## JOB
Scan the data that follows and count the lines with the string "name"; answer with the count alone.

## TASK MATERIAL
+ + + +

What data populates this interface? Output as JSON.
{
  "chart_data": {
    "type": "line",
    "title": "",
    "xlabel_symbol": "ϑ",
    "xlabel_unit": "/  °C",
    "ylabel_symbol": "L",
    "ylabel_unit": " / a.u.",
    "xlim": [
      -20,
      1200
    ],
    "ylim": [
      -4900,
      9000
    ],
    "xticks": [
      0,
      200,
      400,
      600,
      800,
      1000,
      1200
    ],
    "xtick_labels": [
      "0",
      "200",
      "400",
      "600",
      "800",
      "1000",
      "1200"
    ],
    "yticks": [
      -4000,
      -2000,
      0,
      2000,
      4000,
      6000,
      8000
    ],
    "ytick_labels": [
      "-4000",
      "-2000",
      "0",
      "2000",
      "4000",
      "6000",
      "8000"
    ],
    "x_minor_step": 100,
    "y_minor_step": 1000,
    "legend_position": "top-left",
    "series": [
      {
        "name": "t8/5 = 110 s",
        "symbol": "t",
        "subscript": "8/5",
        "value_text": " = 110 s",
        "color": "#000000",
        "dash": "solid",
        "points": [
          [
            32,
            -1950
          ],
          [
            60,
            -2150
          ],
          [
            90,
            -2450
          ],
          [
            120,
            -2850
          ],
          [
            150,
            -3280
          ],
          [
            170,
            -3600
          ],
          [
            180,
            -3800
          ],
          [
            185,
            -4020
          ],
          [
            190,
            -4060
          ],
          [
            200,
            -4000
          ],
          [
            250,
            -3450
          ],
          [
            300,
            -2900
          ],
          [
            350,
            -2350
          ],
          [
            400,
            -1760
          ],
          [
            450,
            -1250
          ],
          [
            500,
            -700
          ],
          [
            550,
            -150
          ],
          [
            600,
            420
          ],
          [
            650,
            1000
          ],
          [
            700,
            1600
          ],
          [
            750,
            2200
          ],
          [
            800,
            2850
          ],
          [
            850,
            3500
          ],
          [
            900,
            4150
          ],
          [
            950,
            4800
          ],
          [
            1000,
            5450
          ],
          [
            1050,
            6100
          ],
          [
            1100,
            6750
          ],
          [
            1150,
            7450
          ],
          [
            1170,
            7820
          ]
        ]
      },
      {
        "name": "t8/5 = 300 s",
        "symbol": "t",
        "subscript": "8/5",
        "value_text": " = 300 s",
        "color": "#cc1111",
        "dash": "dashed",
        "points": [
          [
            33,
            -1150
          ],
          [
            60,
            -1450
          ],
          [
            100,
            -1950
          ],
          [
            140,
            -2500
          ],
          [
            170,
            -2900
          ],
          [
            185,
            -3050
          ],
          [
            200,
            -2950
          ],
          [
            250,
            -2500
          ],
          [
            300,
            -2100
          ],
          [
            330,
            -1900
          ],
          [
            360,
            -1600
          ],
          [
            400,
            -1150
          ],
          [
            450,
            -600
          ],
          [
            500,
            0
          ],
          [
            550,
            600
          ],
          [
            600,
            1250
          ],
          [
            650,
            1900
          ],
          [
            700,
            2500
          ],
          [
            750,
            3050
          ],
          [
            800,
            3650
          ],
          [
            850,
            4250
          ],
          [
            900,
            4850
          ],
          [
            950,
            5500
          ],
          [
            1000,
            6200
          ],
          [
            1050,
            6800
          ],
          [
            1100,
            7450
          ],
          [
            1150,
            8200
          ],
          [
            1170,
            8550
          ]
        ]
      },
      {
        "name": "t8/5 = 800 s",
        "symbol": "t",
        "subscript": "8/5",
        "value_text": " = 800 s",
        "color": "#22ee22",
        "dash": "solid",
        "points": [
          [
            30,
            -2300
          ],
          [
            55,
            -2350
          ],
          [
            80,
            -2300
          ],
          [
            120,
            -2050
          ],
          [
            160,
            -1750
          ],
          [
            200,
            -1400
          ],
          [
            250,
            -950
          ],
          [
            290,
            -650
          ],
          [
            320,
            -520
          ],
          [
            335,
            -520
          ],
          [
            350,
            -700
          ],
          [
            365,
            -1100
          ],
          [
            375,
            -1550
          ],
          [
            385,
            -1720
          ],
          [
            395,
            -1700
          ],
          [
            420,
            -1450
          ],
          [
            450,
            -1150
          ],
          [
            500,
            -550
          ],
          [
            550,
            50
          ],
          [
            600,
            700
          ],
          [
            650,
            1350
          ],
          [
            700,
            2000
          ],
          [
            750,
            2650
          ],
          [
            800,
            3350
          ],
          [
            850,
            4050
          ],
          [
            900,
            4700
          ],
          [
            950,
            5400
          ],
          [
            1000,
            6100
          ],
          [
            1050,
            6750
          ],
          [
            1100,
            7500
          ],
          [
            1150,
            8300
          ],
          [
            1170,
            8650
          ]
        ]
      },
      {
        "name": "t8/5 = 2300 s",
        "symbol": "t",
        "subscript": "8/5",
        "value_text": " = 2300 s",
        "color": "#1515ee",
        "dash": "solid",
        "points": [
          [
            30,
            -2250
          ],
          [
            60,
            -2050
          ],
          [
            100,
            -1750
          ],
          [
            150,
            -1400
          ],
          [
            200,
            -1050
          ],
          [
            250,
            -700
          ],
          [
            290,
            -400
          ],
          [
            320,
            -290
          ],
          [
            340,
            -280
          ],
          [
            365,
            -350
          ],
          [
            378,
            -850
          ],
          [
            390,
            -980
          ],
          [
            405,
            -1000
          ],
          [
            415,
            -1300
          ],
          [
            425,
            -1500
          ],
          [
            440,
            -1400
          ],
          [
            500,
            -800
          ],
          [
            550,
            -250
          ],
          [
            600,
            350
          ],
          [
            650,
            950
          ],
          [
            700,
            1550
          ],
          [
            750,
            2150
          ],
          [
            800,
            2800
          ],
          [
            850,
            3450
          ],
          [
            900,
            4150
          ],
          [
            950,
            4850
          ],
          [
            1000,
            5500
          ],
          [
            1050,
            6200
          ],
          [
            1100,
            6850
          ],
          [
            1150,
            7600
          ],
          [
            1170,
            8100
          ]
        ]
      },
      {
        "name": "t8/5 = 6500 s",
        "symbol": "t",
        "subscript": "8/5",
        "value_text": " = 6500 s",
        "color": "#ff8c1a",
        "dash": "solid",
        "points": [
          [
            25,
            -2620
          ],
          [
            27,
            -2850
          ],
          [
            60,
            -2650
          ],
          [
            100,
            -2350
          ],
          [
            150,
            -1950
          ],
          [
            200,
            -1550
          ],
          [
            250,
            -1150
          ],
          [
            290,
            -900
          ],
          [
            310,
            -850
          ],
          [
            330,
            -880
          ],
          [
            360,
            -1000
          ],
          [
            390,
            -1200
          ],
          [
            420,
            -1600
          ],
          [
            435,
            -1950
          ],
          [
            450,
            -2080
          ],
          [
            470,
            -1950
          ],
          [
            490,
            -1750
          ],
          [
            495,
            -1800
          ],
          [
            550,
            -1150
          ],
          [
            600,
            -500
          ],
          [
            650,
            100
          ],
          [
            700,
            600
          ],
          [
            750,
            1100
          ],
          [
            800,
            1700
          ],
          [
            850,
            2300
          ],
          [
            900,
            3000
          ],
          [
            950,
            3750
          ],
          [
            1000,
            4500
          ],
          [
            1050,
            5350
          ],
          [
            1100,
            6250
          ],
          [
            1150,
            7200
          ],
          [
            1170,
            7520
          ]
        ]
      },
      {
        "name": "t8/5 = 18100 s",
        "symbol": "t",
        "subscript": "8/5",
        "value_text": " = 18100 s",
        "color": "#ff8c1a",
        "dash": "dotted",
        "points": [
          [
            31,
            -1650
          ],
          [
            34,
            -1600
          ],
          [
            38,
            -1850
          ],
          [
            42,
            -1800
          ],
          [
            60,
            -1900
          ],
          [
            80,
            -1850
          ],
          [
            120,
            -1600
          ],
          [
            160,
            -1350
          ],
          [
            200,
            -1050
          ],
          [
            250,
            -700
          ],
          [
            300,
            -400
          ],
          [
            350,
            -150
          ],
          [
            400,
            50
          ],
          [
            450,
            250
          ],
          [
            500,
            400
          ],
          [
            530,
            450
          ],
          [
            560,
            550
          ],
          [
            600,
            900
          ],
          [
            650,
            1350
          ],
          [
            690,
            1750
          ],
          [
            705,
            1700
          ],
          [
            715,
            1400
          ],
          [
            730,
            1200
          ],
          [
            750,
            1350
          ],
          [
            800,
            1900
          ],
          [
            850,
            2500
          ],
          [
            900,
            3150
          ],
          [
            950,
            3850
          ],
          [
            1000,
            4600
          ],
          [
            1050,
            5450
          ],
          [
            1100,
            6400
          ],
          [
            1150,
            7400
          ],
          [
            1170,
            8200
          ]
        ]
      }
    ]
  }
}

+ + + +

## THE RESPONSE
6